**WRITTEN REQUEST**
The records below must be written out exactly, with every picture left behind.

**THE DATA**
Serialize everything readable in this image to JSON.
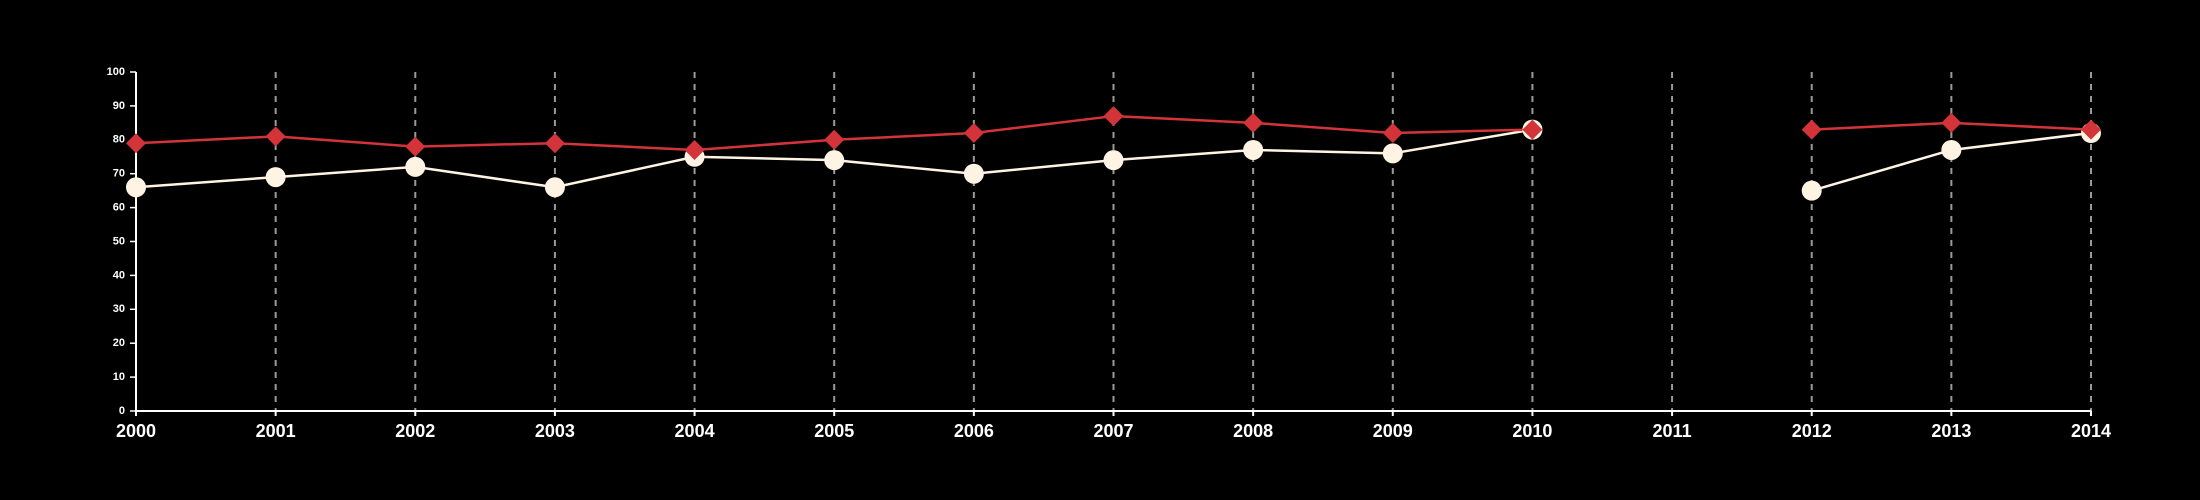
{
  "chart_data": {
    "type": "line",
    "x": [
      2000,
      2001,
      2002,
      2003,
      2004,
      2005,
      2006,
      2007,
      2008,
      2009,
      2010,
      2011,
      2012,
      2013,
      2014
    ],
    "series": [
      {
        "color": "#fff3e3",
        "marker": "circle",
        "values": [
          66,
          69,
          72,
          66,
          75,
          74,
          70,
          74,
          77,
          76,
          83,
          null,
          65,
          77,
          82
        ]
      },
      {
        "color": "#d2343a",
        "marker": "diamond",
        "values": [
          79,
          81,
          78,
          79,
          77,
          80,
          82,
          87,
          85,
          82,
          83,
          null,
          83,
          85,
          83
        ]
      }
    ],
    "xlim": [
      2000,
      2014
    ],
    "xticks": [
      2000,
      2001,
      2002,
      2003,
      2004,
      2005,
      2006,
      2007,
      2008,
      2009,
      2010,
      2011,
      2012,
      2013,
      2014
    ],
    "ylim": [
      0,
      100
    ],
    "yticks": [
      0,
      10,
      20,
      30,
      40,
      50,
      60,
      70,
      80,
      90,
      100
    ],
    "grid": "x"
  }
}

**RESULT OF THIS EXERCISE**
Serialize everything readable in this image to JSON.
{
  "chart_data": {
    "type": "line",
    "x": [
      2000,
      2001,
      2002,
      2003,
      2004,
      2005,
      2006,
      2007,
      2008,
      2009,
      2010,
      2011,
      2012,
      2013,
      2014
    ],
    "series": [
      {
        "color": "#fff3e3",
        "marker": "circle",
        "values": [
          66,
          69,
          72,
          66,
          75,
          74,
          70,
          74,
          77,
          76,
          83,
          null,
          65,
          77,
          82
        ]
      },
      {
        "color": "#d2343a",
        "marker": "diamond",
        "values": [
          79,
          81,
          78,
          79,
          77,
          80,
          82,
          87,
          85,
          82,
          83,
          null,
          83,
          85,
          83
        ]
      }
    ],
    "xlim": [
      2000,
      2014
    ],
    "xticks": [
      2000,
      2001,
      2002,
      2003,
      2004,
      2005,
      2006,
      2007,
      2008,
      2009,
      2010,
      2011,
      2012,
      2013,
      2014
    ],
    "ylim": [
      0,
      100
    ],
    "yticks": [
      0,
      10,
      20,
      30,
      40,
      50,
      60,
      70,
      80,
      90,
      100
    ],
    "grid": "x"
  }
}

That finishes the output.